Records shown =>
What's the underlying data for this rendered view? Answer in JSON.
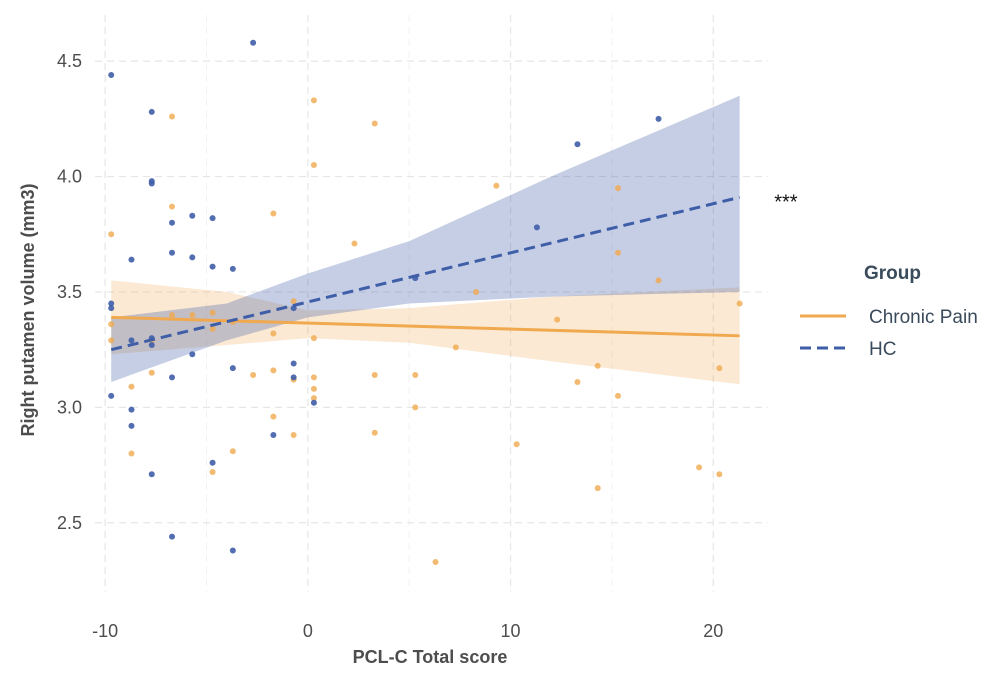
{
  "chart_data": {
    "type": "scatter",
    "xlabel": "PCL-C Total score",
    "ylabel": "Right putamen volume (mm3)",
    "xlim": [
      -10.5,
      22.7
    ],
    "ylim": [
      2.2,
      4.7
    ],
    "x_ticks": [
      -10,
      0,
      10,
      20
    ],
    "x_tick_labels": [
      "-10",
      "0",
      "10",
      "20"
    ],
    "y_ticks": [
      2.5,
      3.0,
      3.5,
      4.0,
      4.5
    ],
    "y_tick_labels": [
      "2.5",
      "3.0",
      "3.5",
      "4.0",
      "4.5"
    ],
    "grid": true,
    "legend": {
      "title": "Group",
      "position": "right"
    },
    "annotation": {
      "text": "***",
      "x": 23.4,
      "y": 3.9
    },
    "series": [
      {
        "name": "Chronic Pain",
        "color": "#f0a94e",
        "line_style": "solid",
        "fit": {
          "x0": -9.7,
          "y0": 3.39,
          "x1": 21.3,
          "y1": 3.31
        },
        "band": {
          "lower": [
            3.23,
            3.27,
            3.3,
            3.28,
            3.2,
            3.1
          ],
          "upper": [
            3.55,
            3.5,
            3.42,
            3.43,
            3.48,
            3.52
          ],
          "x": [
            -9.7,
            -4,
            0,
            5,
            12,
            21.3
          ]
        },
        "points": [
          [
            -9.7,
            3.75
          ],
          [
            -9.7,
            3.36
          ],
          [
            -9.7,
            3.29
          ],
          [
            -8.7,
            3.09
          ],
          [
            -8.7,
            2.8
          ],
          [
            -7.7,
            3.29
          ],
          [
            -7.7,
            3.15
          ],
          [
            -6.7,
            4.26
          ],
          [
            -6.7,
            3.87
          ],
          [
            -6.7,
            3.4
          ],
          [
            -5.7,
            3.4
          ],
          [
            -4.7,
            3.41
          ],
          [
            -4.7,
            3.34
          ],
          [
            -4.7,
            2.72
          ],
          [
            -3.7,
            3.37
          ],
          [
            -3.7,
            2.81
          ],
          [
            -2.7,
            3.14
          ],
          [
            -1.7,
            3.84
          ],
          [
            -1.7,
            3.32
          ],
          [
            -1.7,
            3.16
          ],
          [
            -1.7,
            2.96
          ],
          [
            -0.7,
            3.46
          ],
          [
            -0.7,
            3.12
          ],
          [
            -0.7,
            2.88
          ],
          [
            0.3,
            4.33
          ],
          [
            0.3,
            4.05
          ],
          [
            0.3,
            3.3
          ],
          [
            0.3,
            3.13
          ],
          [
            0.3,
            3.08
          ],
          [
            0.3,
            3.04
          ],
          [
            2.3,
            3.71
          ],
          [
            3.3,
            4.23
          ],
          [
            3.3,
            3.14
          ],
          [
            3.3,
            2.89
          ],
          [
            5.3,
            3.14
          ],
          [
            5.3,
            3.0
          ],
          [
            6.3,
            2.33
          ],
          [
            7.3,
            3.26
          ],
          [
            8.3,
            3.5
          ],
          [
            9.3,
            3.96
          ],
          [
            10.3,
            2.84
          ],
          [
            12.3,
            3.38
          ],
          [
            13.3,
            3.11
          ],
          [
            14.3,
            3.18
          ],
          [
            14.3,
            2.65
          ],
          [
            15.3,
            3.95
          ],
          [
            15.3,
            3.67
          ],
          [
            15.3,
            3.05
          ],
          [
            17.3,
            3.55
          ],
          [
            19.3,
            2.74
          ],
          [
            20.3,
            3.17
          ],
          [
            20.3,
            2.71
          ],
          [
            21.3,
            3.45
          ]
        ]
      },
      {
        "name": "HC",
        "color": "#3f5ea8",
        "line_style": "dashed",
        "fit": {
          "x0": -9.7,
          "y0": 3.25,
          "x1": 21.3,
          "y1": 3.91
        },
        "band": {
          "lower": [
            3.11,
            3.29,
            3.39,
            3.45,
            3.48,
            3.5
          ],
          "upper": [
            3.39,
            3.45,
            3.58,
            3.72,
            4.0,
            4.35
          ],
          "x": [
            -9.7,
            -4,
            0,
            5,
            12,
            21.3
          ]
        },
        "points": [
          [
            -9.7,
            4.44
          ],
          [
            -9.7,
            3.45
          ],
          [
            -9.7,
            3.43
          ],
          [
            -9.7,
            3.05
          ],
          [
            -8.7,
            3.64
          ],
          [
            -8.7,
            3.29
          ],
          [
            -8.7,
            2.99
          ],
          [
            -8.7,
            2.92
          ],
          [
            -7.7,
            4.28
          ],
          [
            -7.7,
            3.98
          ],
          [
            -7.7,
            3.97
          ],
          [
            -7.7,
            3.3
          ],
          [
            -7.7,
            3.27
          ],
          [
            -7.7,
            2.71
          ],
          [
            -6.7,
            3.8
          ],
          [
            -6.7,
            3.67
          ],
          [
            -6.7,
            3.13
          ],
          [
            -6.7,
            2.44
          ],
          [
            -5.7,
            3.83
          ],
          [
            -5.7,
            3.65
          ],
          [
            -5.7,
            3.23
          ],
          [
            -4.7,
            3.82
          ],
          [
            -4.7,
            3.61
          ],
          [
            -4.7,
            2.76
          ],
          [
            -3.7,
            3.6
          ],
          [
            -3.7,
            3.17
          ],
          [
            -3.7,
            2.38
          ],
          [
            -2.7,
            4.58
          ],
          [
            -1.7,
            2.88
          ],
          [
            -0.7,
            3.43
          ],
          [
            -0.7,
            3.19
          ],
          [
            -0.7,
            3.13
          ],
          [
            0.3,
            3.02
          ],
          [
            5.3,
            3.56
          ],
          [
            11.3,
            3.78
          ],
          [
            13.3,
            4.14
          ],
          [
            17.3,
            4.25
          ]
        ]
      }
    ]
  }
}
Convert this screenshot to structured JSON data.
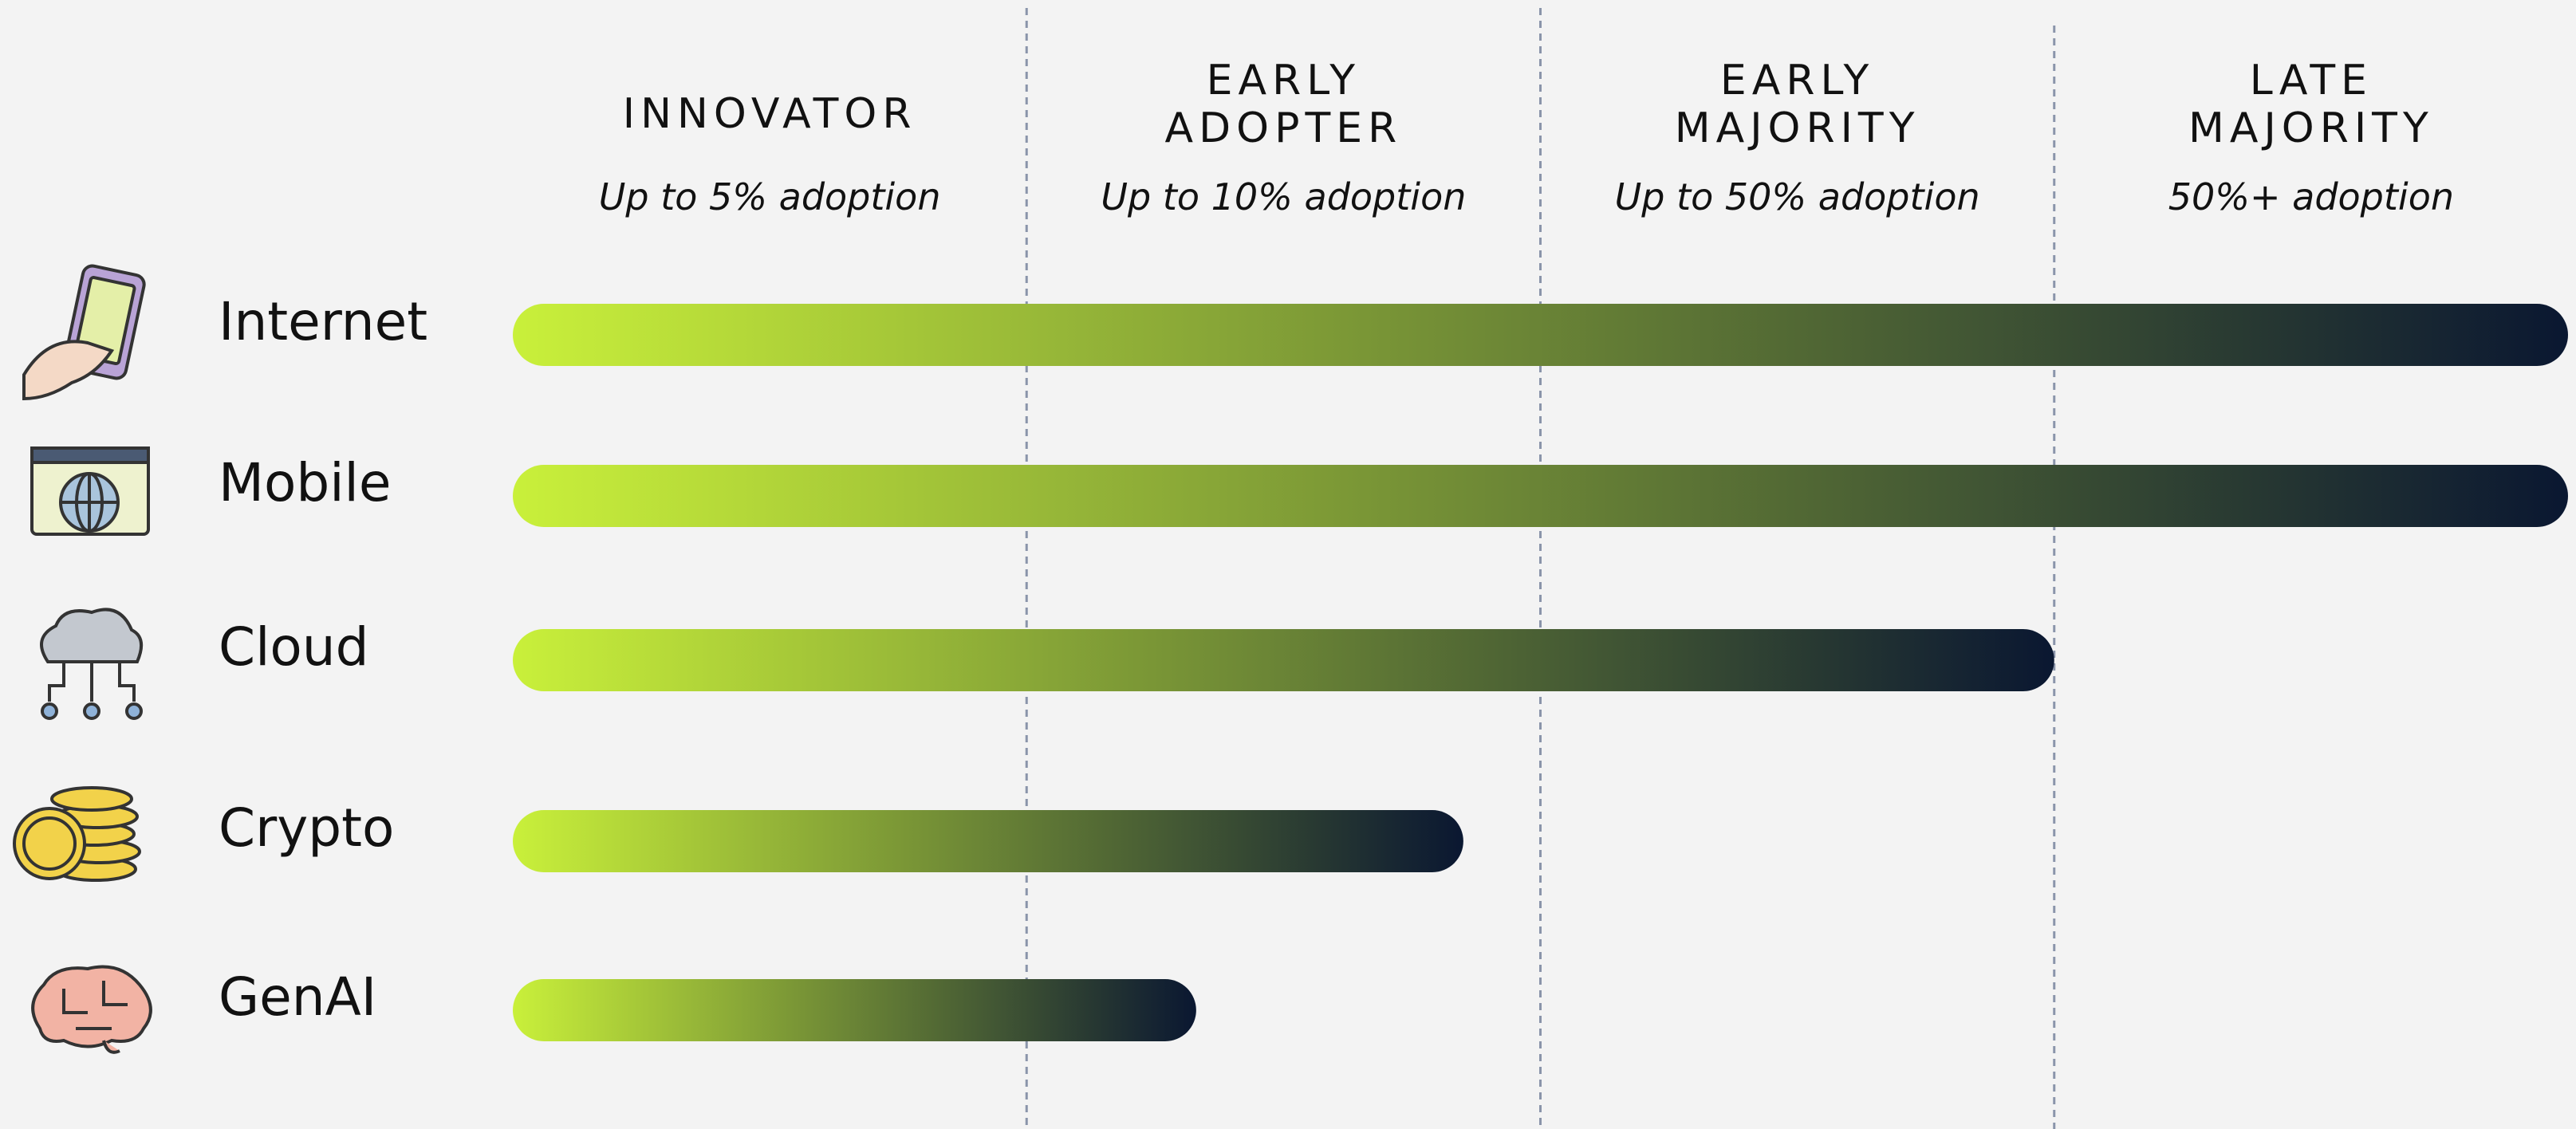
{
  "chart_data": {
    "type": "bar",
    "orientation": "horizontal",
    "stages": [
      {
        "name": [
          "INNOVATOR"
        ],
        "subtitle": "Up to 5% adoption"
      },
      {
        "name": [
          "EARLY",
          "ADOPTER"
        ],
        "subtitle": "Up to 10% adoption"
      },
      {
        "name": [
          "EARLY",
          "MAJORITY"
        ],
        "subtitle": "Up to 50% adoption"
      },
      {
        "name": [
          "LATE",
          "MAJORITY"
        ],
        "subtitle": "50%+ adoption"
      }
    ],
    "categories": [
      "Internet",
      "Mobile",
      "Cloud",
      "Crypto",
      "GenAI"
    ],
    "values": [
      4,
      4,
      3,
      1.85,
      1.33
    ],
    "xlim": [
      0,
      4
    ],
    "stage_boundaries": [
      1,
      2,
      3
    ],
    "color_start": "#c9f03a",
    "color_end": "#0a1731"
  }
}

What the task requires => Reproduce the material in its entirety and word for word, without the pictures.

Exercise solution =>
What's the underlying data for this rendered view? Answer in JSON.
{
  "chart_data": {
    "type": "scatter",
    "xlabel": "PCL-C Total score",
    "ylabel": "Right putamen volume (mm3)",
    "xlim": [
      -10.5,
      22.7
    ],
    "ylim": [
      2.2,
      4.7
    ],
    "x_ticks": [
      -10,
      0,
      10,
      20
    ],
    "x_tick_labels": [
      "-10",
      "0",
      "10",
      "20"
    ],
    "y_ticks": [
      2.5,
      3.0,
      3.5,
      4.0,
      4.5
    ],
    "y_tick_labels": [
      "2.5",
      "3.0",
      "3.5",
      "4.0",
      "4.5"
    ],
    "grid": true,
    "legend": {
      "title": "Group",
      "position": "right"
    },
    "annotation": {
      "text": "***",
      "x": 23.4,
      "y": 3.9
    },
    "series": [
      {
        "name": "Chronic Pain",
        "color": "#f0a94e",
        "line_style": "solid",
        "fit": {
          "x0": -9.7,
          "y0": 3.39,
          "x1": 21.3,
          "y1": 3.31
        },
        "band": {
          "lower": [
            3.23,
            3.27,
            3.3,
            3.28,
            3.2,
            3.1
          ],
          "upper": [
            3.55,
            3.5,
            3.42,
            3.43,
            3.48,
            3.52
          ],
          "x": [
            -9.7,
            -4,
            0,
            5,
            12,
            21.3
          ]
        },
        "points": [
          [
            -9.7,
            3.75
          ],
          [
            -9.7,
            3.36
          ],
          [
            -9.7,
            3.29
          ],
          [
            -8.7,
            3.09
          ],
          [
            -8.7,
            2.8
          ],
          [
            -7.7,
            3.29
          ],
          [
            -7.7,
            3.15
          ],
          [
            -6.7,
            4.26
          ],
          [
            -6.7,
            3.87
          ],
          [
            -6.7,
            3.4
          ],
          [
            -5.7,
            3.4
          ],
          [
            -4.7,
            3.41
          ],
          [
            -4.7,
            3.34
          ],
          [
            -4.7,
            2.72
          ],
          [
            -3.7,
            3.37
          ],
          [
            -3.7,
            2.81
          ],
          [
            -2.7,
            3.14
          ],
          [
            -1.7,
            3.84
          ],
          [
            -1.7,
            3.32
          ],
          [
            -1.7,
            3.16
          ],
          [
            -1.7,
            2.96
          ],
          [
            -0.7,
            3.46
          ],
          [
            -0.7,
            3.12
          ],
          [
            -0.7,
            2.88
          ],
          [
            0.3,
            4.33
          ],
          [
            0.3,
            4.05
          ],
          [
            0.3,
            3.3
          ],
          [
            0.3,
            3.13
          ],
          [
            0.3,
            3.08
          ],
          [
            0.3,
            3.04
          ],
          [
            2.3,
            3.71
          ],
          [
            3.3,
            4.23
          ],
          [
            3.3,
            3.14
          ],
          [
            3.3,
            2.89
          ],
          [
            5.3,
            3.14
          ],
          [
            5.3,
            3.0
          ],
          [
            6.3,
            2.33
          ],
          [
            7.3,
            3.26
          ],
          [
            8.3,
            3.5
          ],
          [
            9.3,
            3.96
          ],
          [
            10.3,
            2.84
          ],
          [
            12.3,
            3.38
          ],
          [
            13.3,
            3.11
          ],
          [
            14.3,
            3.18
          ],
          [
            14.3,
            2.65
          ],
          [
            15.3,
            3.95
          ],
          [
            15.3,
            3.67
          ],
          [
            15.3,
            3.05
          ],
          [
            17.3,
            3.55
          ],
          [
            19.3,
            2.74
          ],
          [
            20.3,
            3.17
          ],
          [
            20.3,
            2.71
          ],
          [
            21.3,
            3.45
          ]
        ]
      },
      {
        "name": "HC",
        "color": "#3f5ea8",
        "line_style": "dashed",
        "fit": {
          "x0": -9.7,
          "y0": 3.25,
          "x1": 21.3,
          "y1": 3.91
        },
        "band": {
          "lower": [
            3.11,
            3.29,
            3.39,
            3.45,
            3.48,
            3.5
          ],
          "upper": [
            3.39,
            3.45,
            3.58,
            3.72,
            4.0,
            4.35
          ],
          "x": [
            -9.7,
            -4,
            0,
            5,
            12,
            21.3
          ]
        },
        "points": [
          [
            -9.7,
            4.44
          ],
          [
            -9.7,
            3.45
          ],
          [
            -9.7,
            3.43
          ],
          [
            -9.7,
            3.05
          ],
          [
            -8.7,
            3.64
          ],
          [
            -8.7,
            3.29
          ],
          [
            -8.7,
            2.99
          ],
          [
            -8.7,
            2.92
          ],
          [
            -7.7,
            4.28
          ],
          [
            -7.7,
            3.98
          ],
          [
            -7.7,
            3.97
          ],
          [
            -7.7,
            3.3
          ],
          [
            -7.7,
            3.27
          ],
          [
            -7.7,
            2.71
          ],
          [
            -6.7,
            3.8
          ],
          [
            -6.7,
            3.67
          ],
          [
            -6.7,
            3.13
          ],
          [
            -6.7,
            2.44
          ],
          [
            -5.7,
            3.83
          ],
          [
            -5.7,
            3.65
          ],
          [
            -5.7,
            3.23
          ],
          [
            -4.7,
            3.82
          ],
          [
            -4.7,
            3.61
          ],
          [
            -4.7,
            2.76
          ],
          [
            -3.7,
            3.6
          ],
          [
            -3.7,
            3.17
          ],
          [
            -3.7,
            2.38
          ],
          [
            -2.7,
            4.58
          ],
          [
            -1.7,
            2.88
          ],
          [
            -0.7,
            3.43
          ],
          [
            -0.7,
            3.19
          ],
          [
            -0.7,
            3.13
          ],
          [
            0.3,
            3.02
          ],
          [
            5.3,
            3.56
          ],
          [
            11.3,
            3.78
          ],
          [
            13.3,
            4.14
          ],
          [
            17.3,
            4.25
          ]
        ]
      }
    ]
  }
}
Convert this screenshot to structured JSON data.
{
  "chart_data": {
    "type": "bar",
    "orientation": "horizontal",
    "stages": [
      {
        "name": [
          "INNOVATOR"
        ],
        "subtitle": "Up to 5% adoption"
      },
      {
        "name": [
          "EARLY",
          "ADOPTER"
        ],
        "subtitle": "Up to 10% adoption"
      },
      {
        "name": [
          "EARLY",
          "MAJORITY"
        ],
        "subtitle": "Up to 50% adoption"
      },
      {
        "name": [
          "LATE",
          "MAJORITY"
        ],
        "subtitle": "50%+ adoption"
      }
    ],
    "categories": [
      "Internet",
      "Mobile",
      "Cloud",
      "Crypto",
      "GenAI"
    ],
    "values": [
      4,
      4,
      3,
      1.85,
      1.33
    ],
    "xlim": [
      0,
      4
    ],
    "stage_boundaries": [
      1,
      2,
      3
    ],
    "color_start": "#c9f03a",
    "color_end": "#0a1731"
  }
}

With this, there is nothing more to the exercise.